------ EXERCISE INPUT

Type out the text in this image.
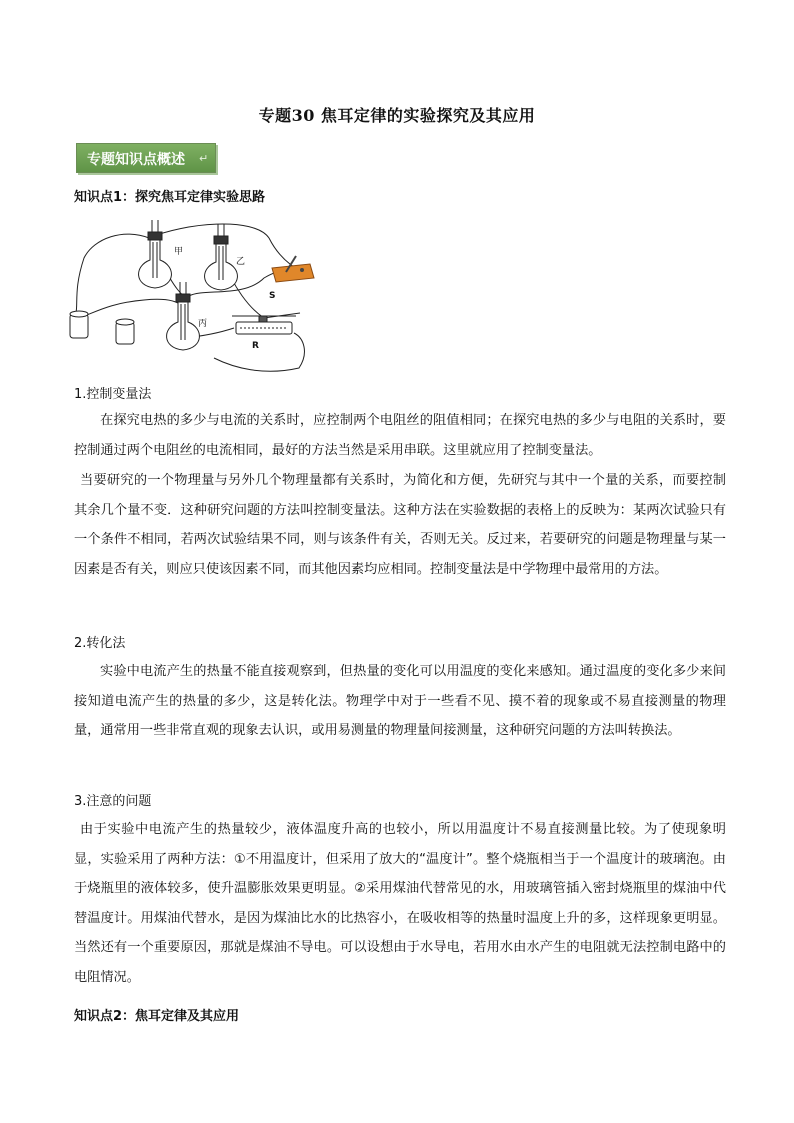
专题30 焦耳定律的实验探究及其应用
专题知识点概述 ↵
知识点1：探究焦耳定律实验思路
甲
乙
丙
S
R
1.控制变量法

在探究电热的多少与电流的关系时，应控制两个电阻丝的阻值相同；在探究电热的多少与电阻的关系时，要控制通过两个电阻丝的电流相同，最好的方法当然是采用串联。这里就应用了控制变量法。

当要研究的一个物理量与另外几个物理量都有关系时，为简化和方便，先研究与其中一个量的关系，而要控制其余几个量不变．这种研究问题的方法叫控制变量法。这种方法在实验数据的表格上的反映为：某两次试验只有一个条件不相同，若两次试验结果不同，则与该条件有关，否则无关。反过来，若要研究的问题是物理量与某一因素是否有关，则应只使该因素不同，而其他因素均应相同。控制变量法是中学物理中最常用的方法。

2.转化法

实验中电流产生的热量不能直接观察到，但热量的变化可以用温度的变化来感知。通过温度的变化多少来间接知道电流产生的热量的多少，这是转化法。物理学中对于一些看不见、摸不着的现象或不易直接测量的物理量，通常用一些非常直观的现象去认识，或用易测量的物理量间接测量，这种研究问题的方法叫转换法。

3.注意的问题

由于实验中电流产生的热量较少，液体温度升高的也较小，所以用温度计不易直接测量比较。为了使现象明显，实验采用了两种方法：①不用温度计，但采用了放大的“温度计”。整个烧瓶相当于一个温度计的玻璃泡。由于烧瓶里的液体较多，使升温膨胀效果更明显。②采用煤油代替常见的水，用玻璃管插入密封烧瓶里的煤油中代替温度计。用煤油代替水，是因为煤油比水的比热容小，在吸收相等的热量时温度上升的多，这样现象更明显。当然还有一个重要原因，那就是煤油不导电。可以设想由于水导电，若用水由水产生的电阻就无法控制电路中的电阻情况。

知识点2：焦耳定律及其应用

------------

* **WORK TO DO**: Every record above should be written out again exactly; the pictures stay out of the copy.

* **RIGHT ANSWER**:
Type out the text in this image.
专题30 焦耳定律的实验探究及其应用
专题知识点概述 ↵
知识点1：探究焦耳定律实验思路
甲
乙
丙
S
R
1.控制变量法

在探究电热的多少与电流的关系时，应控制两个电阻丝的阻值相同；在探究电热的多少与电阻的关系时，要控制通过两个电阻丝的电流相同，最好的方法当然是采用串联。这里就应用了控制变量法。

当要研究的一个物理量与另外几个物理量都有关系时，为简化和方便，先研究与其中一个量的关系，而要控制其余几个量不变．这种研究问题的方法叫控制变量法。这种方法在实验数据的表格上的反映为：某两次试验只有一个条件不相同，若两次试验结果不同，则与该条件有关，否则无关。反过来，若要研究的问题是物理量与某一因素是否有关，则应只使该因素不同，而其他因素均应相同。控制变量法是中学物理中最常用的方法。

2.转化法

实验中电流产生的热量不能直接观察到，但热量的变化可以用温度的变化来感知。通过温度的变化多少来间接知道电流产生的热量的多少，这是转化法。物理学中对于一些看不见、摸不着的现象或不易直接测量的物理量，通常用一些非常直观的现象去认识，或用易测量的物理量间接测量，这种研究问题的方法叫转换法。

3.注意的问题

由于实验中电流产生的热量较少，液体温度升高的也较小，所以用温度计不易直接测量比较。为了使现象明显，实验采用了两种方法：①不用温度计，但采用了放大的“温度计”。整个烧瓶相当于一个温度计的玻璃泡。由于烧瓶里的液体较多，使升温膨胀效果更明显。②采用煤油代替常见的水，用玻璃管插入密封烧瓶里的煤油中代替温度计。用煤油代替水，是因为煤油比水的比热容小，在吸收相等的热量时温度上升的多，这样现象更明显。当然还有一个重要原因，那就是煤油不导电。可以设想由于水导电，若用水由水产生的电阻就无法控制电路中的电阻情况。

知识点2：焦耳定律及其应用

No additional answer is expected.